# SHORT TASK
In the listing below, find every line with the string "Thật" and pull it out.

(Data entries)
* START *
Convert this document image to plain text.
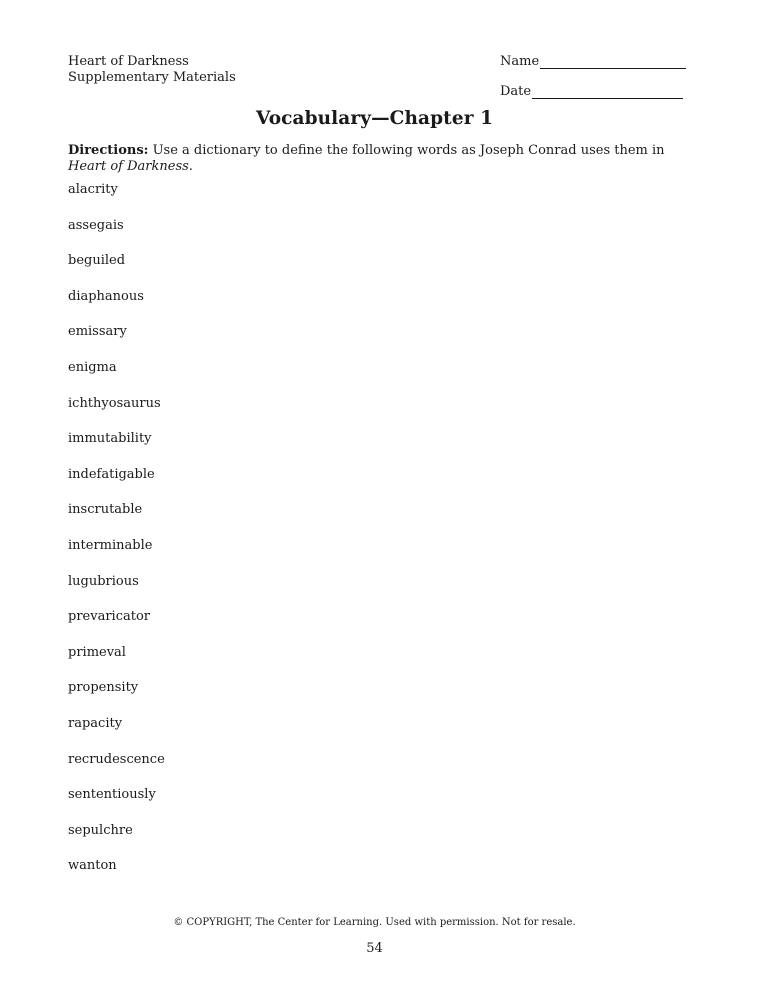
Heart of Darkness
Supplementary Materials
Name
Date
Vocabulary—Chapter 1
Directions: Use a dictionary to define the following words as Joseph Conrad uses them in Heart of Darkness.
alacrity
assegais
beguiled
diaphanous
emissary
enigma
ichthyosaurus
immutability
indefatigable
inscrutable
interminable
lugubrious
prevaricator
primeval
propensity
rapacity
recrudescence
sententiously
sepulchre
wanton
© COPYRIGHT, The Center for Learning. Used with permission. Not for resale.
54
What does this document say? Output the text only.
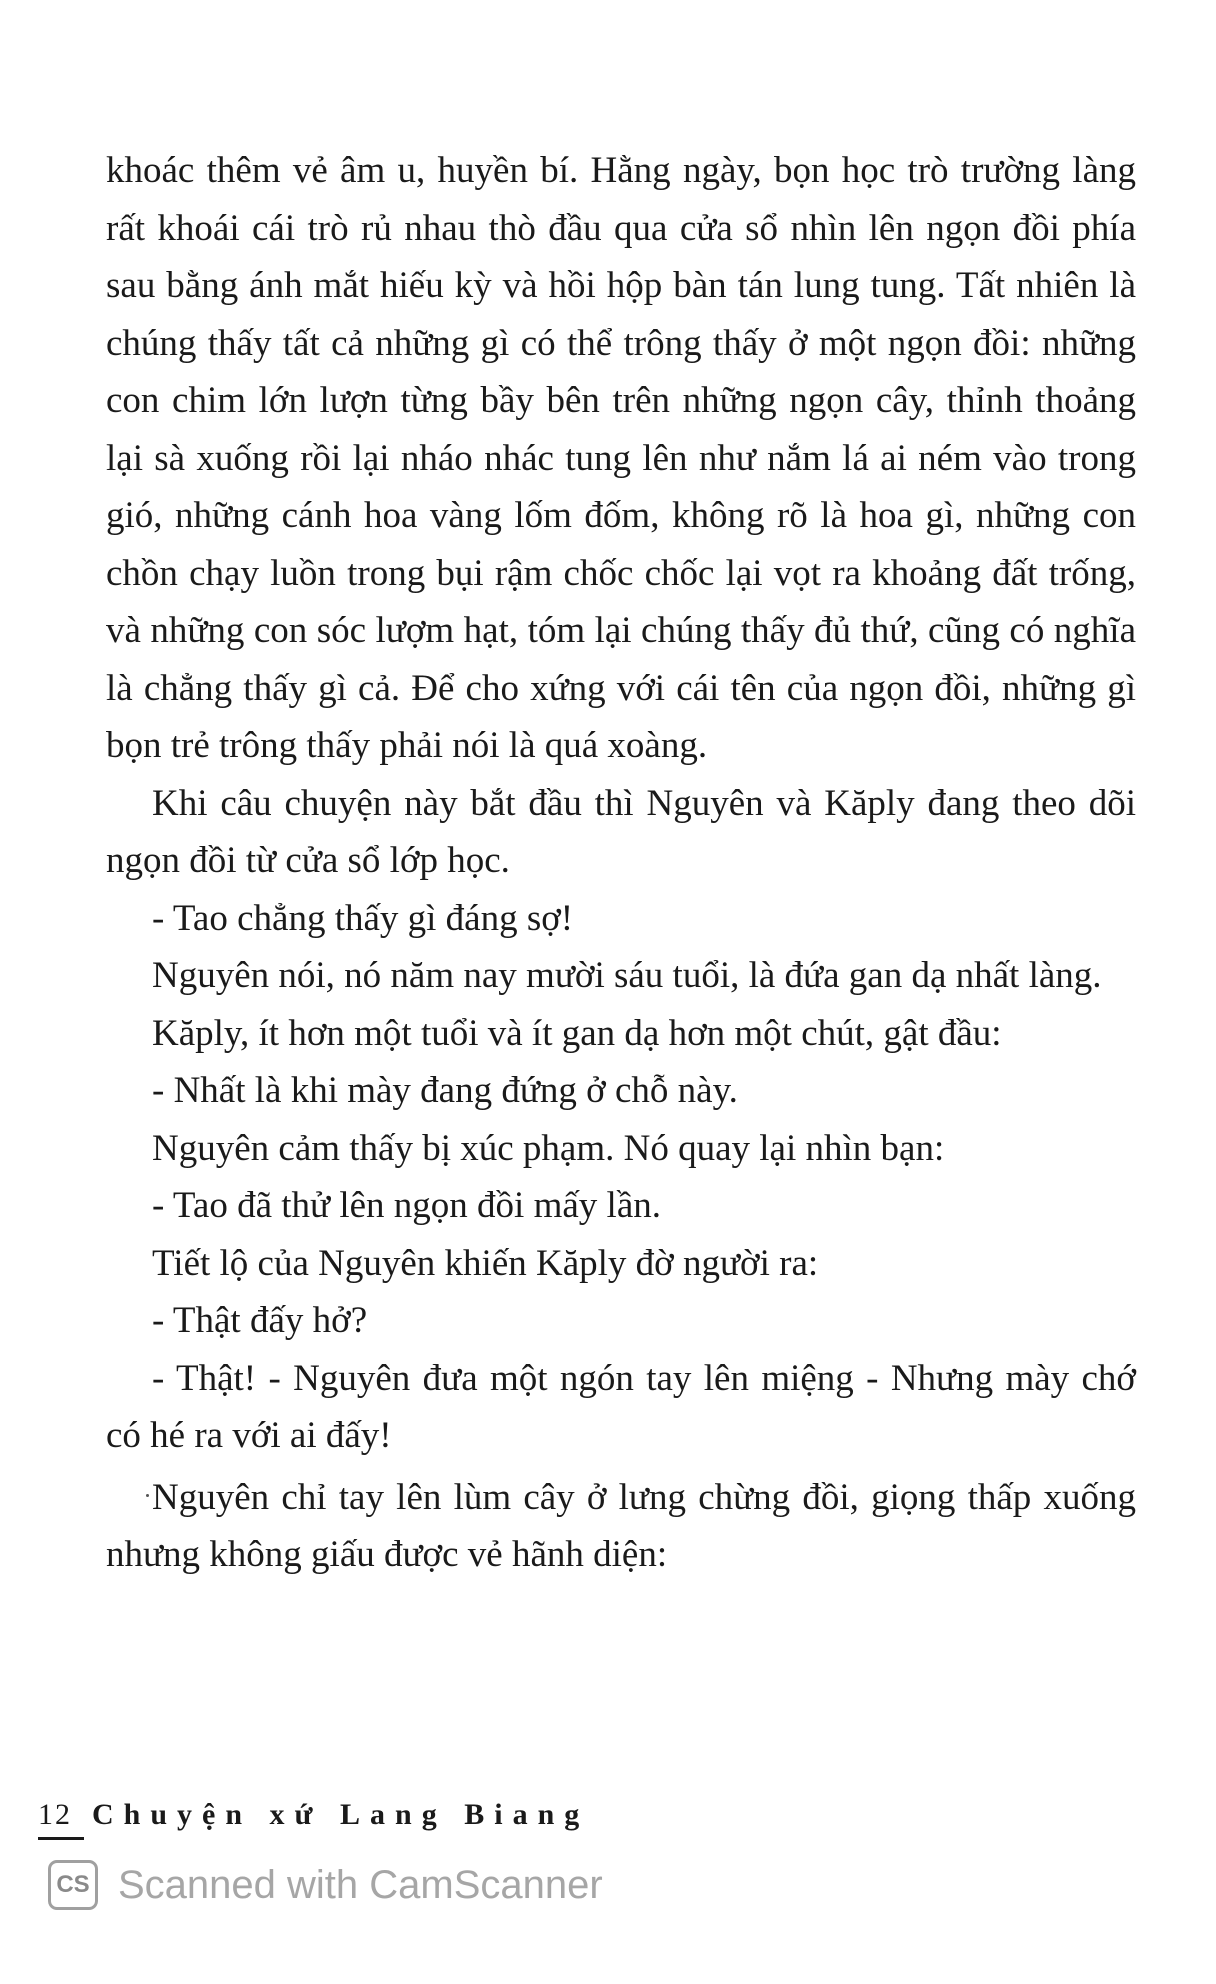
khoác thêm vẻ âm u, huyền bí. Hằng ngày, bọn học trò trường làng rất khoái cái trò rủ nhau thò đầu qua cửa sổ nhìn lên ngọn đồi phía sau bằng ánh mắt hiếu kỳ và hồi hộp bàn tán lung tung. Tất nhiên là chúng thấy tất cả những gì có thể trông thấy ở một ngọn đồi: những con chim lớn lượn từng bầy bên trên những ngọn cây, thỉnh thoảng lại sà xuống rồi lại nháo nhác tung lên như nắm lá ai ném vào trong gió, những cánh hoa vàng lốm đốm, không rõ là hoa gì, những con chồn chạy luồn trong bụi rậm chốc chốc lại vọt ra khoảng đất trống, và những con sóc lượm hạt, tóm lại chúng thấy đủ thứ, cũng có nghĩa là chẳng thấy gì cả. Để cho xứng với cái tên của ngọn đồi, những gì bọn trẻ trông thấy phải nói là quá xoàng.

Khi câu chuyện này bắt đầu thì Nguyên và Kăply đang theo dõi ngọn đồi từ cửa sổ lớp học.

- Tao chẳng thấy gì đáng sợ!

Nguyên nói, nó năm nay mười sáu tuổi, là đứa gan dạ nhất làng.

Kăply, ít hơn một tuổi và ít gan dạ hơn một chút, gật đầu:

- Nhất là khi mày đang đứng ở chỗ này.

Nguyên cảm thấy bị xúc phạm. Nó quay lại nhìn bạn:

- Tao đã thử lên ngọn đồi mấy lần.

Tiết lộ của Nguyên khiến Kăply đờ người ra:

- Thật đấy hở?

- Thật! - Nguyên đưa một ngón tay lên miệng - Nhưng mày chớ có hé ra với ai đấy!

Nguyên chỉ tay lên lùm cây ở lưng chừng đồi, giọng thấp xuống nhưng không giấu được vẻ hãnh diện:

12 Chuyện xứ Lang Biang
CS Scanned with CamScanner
* END *
# FULL ANSWER
- Thật đấy hở?
- Thật! - Nguyên đưa một ngón tay lên miệng - Nhưng mày chớ có hé ra với ai đấy!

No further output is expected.